_Work to complete_:
Give every entry again, unchanged, and leave its images out.

_Extracted information_:
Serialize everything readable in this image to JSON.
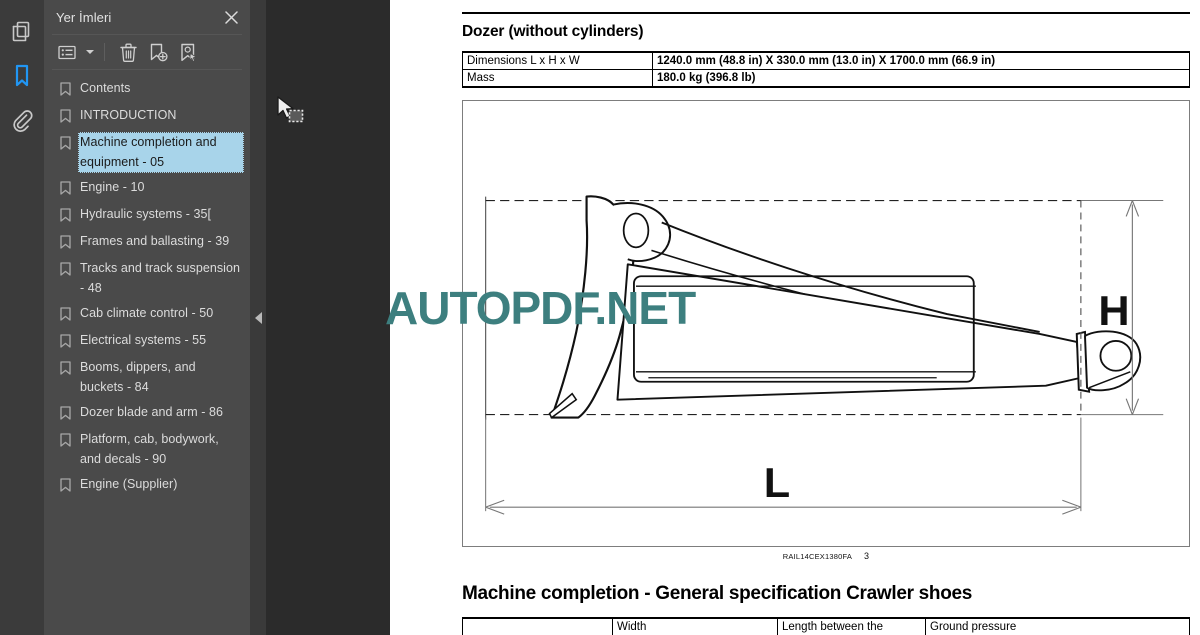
{
  "rail": {
    "items": [
      {
        "name": "pages-icon",
        "label": "Pages",
        "active": false
      },
      {
        "name": "bookmark-icon",
        "label": "Bookmarks",
        "active": true
      },
      {
        "name": "attachment-icon",
        "label": "Attachments",
        "active": false
      }
    ]
  },
  "panel": {
    "title": "Yer İmleri",
    "close_label": "✕",
    "toolbar": {
      "list_view_label": "List view options",
      "caret_label": "▾",
      "delete_label": "Delete bookmark",
      "add_label": "Add bookmark",
      "select_label": "Select bookmark"
    },
    "bookmarks": [
      {
        "label": "Contents",
        "selected": false
      },
      {
        "label": "INTRODUCTION",
        "selected": false
      },
      {
        "label": "Machine completion and equipment - 05",
        "selected": true
      },
      {
        "label": "Engine - 10",
        "selected": false
      },
      {
        "label": "Hydraulic systems - 35[",
        "selected": false
      },
      {
        "label": "Frames and ballasting - 39",
        "selected": false
      },
      {
        "label": "Tracks and track suspension - 48",
        "selected": false
      },
      {
        "label": "Cab climate control - 50",
        "selected": false
      },
      {
        "label": "Electrical systems - 55",
        "selected": false
      },
      {
        "label": "Booms, dippers, and buckets - 84",
        "selected": false
      },
      {
        "label": "Dozer blade and arm - 86",
        "selected": false
      },
      {
        "label": "Platform, cab, bodywork, and decals - 90",
        "selected": false
      },
      {
        "label": "Engine (Supplier)",
        "selected": false
      }
    ]
  },
  "viewer": {
    "collapse_arrow_label": "◀"
  },
  "document": {
    "section_title": "Dozer (without cylinders)",
    "spec_table": {
      "rows": [
        {
          "key": "Dimensions L x H x W",
          "value": "1240.0 mm (48.8 in) X 330.0 mm (13.0 in) X 1700.0 mm (66.9 in)"
        },
        {
          "key": "Mass",
          "value": "180.0 kg (396.8 lb)"
        }
      ]
    },
    "figure": {
      "dimension_h": "H",
      "dimension_l": "L",
      "caption_code": "RAIL14CEX1380FA",
      "caption_page": "3"
    },
    "next_section_title": "Machine completion - General specification Crawler shoes",
    "next_table_headers": [
      "",
      "Width",
      "Length between the",
      "Ground pressure"
    ]
  },
  "watermark": {
    "text": "AUTOPDF.NET",
    "color": "#3d7f7f"
  },
  "colors": {
    "rail_bg": "#3b3b3b",
    "panel_bg": "#4a4a4a",
    "viewer_bg": "#2b2b2b",
    "accent": "#2196f3",
    "selection": "#a8d4ea"
  }
}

_Answer below_:
Serialize everything readable in this image to JSON.
{
  "rail": {
    "items": [
      {
        "name": "pages-icon",
        "label": "Pages",
        "active": false
      },
      {
        "name": "bookmark-icon",
        "label": "Bookmarks",
        "active": true
      },
      {
        "name": "attachment-icon",
        "label": "Attachments",
        "active": false
      }
    ]
  },
  "panel": {
    "title": "Yer İmleri",
    "close_label": "✕",
    "toolbar": {
      "list_view_label": "List view options",
      "caret_label": "▾",
      "delete_label": "Delete bookmark",
      "add_label": "Add bookmark",
      "select_label": "Select bookmark"
    },
    "bookmarks": [
      {
        "label": "Contents",
        "selected": false
      },
      {
        "label": "INTRODUCTION",
        "selected": false
      },
      {
        "label": "Machine completion and equipment - 05",
        "selected": true
      },
      {
        "label": "Engine - 10",
        "selected": false
      },
      {
        "label": "Hydraulic systems - 35[",
        "selected": false
      },
      {
        "label": "Frames and ballasting - 39",
        "selected": false
      },
      {
        "label": "Tracks and track suspension - 48",
        "selected": false
      },
      {
        "label": "Cab climate control - 50",
        "selected": false
      },
      {
        "label": "Electrical systems - 55",
        "selected": false
      },
      {
        "label": "Booms, dippers, and buckets - 84",
        "selected": false
      },
      {
        "label": "Dozer blade and arm - 86",
        "selected": false
      },
      {
        "label": "Platform, cab, bodywork, and decals - 90",
        "selected": false
      },
      {
        "label": "Engine (Supplier)",
        "selected": false
      }
    ]
  },
  "viewer": {
    "collapse_arrow_label": "◀"
  },
  "document": {
    "section_title": "Dozer (without cylinders)",
    "spec_table": {
      "rows": [
        {
          "key": "Dimensions L x H x W",
          "value": "1240.0 mm (48.8 in) X 330.0 mm (13.0 in) X 1700.0 mm (66.9 in)"
        },
        {
          "key": "Mass",
          "value": "180.0 kg (396.8 lb)"
        }
      ]
    },
    "figure": {
      "dimension_h": "H",
      "dimension_l": "L",
      "caption_code": "RAIL14CEX1380FA",
      "caption_page": "3"
    },
    "next_section_title": "Machine completion - General specification Crawler shoes",
    "next_table_headers": [
      "",
      "Width",
      "Length between the",
      "Ground pressure"
    ]
  },
  "watermark": {
    "text": "AUTOPDF.NET",
    "color": "#3d7f7f"
  },
  "colors": {
    "rail_bg": "#3b3b3b",
    "panel_bg": "#4a4a4a",
    "viewer_bg": "#2b2b2b",
    "accent": "#2196f3",
    "selection": "#a8d4ea"
  }
}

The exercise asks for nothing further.